_The exercise_
In the listing that follows, count each line containing the string "Company" and report only the count.

_Supplied data_
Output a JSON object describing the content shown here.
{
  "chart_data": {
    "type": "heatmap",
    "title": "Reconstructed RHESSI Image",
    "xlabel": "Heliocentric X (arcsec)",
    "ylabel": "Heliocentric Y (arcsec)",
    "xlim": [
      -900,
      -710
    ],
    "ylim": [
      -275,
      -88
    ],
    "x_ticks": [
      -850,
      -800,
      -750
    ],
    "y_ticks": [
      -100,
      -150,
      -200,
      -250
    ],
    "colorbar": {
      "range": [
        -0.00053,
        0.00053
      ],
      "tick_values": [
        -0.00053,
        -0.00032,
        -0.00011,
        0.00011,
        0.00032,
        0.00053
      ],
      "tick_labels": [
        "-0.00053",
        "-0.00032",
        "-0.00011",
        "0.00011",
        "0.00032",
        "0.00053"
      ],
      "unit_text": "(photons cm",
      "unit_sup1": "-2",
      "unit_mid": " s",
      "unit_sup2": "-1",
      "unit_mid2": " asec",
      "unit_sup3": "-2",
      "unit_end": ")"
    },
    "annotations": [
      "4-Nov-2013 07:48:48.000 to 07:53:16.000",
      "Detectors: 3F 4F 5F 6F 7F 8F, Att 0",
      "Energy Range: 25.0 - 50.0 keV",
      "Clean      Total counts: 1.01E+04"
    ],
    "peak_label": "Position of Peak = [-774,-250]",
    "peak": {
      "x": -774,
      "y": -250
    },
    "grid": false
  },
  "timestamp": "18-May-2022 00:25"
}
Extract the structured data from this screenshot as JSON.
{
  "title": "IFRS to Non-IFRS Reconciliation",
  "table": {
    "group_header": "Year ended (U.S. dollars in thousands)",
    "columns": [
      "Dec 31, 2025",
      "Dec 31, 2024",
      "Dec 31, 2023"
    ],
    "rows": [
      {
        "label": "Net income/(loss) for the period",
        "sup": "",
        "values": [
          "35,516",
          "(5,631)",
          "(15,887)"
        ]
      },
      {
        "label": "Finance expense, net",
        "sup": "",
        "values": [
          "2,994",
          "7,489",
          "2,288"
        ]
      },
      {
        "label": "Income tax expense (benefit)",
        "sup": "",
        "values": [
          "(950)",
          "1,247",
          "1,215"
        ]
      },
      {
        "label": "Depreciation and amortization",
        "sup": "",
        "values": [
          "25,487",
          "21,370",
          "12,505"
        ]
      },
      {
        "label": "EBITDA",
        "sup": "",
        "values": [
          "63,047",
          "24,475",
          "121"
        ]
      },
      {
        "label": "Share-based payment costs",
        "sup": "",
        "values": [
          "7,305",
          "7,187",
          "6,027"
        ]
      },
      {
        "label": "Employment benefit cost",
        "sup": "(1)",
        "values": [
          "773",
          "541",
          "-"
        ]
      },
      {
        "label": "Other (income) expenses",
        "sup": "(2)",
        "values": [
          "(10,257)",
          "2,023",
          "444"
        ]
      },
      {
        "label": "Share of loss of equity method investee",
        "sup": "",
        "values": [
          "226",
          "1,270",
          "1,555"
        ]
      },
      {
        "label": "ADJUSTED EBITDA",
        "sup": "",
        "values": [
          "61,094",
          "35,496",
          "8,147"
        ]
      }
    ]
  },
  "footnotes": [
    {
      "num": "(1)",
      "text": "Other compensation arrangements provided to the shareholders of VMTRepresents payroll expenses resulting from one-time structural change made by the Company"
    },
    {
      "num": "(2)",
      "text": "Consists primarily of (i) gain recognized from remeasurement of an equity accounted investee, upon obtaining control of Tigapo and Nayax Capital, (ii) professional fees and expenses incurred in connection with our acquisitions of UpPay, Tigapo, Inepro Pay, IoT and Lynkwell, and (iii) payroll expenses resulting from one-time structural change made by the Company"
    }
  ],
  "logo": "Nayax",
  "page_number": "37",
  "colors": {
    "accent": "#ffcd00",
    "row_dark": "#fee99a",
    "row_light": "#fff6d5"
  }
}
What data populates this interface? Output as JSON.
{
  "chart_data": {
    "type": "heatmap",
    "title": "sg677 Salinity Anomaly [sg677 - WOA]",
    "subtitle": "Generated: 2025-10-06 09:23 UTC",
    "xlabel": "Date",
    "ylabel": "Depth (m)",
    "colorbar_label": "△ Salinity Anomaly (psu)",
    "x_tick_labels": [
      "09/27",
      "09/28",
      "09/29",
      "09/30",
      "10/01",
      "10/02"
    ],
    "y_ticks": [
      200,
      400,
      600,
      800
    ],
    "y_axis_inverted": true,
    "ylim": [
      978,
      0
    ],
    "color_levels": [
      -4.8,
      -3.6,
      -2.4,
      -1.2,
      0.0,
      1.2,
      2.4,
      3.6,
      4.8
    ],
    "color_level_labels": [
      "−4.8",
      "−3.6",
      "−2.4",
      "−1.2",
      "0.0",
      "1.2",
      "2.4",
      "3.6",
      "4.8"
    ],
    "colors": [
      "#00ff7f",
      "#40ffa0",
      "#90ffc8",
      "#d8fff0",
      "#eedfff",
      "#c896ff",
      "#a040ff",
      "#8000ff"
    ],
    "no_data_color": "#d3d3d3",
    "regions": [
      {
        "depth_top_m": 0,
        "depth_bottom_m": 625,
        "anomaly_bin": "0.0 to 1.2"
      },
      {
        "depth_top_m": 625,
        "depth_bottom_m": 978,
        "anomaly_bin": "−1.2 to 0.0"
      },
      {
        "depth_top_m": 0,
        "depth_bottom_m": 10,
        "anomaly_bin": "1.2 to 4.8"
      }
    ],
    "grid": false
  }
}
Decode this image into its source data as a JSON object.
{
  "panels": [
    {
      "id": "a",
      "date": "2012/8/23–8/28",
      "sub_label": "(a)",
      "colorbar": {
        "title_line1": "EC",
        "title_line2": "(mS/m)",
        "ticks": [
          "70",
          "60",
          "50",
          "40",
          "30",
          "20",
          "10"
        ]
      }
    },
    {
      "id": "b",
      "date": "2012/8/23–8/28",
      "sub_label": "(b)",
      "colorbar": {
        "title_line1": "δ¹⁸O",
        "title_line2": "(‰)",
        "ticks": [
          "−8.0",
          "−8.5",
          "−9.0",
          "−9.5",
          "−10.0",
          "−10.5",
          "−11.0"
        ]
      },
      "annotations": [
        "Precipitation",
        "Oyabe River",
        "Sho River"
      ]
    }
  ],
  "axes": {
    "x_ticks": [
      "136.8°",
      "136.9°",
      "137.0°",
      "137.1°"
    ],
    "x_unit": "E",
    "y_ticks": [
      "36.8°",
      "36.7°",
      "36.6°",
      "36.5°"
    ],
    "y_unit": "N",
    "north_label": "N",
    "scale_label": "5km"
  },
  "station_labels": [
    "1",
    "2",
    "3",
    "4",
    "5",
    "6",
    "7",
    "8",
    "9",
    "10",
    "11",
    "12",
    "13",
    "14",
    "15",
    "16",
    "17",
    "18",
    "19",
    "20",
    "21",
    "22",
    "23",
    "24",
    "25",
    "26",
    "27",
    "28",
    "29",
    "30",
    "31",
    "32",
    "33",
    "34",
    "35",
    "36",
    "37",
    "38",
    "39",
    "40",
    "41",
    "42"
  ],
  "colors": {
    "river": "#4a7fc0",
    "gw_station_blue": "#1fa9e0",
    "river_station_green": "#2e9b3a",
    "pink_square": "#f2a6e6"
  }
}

_Written response_
2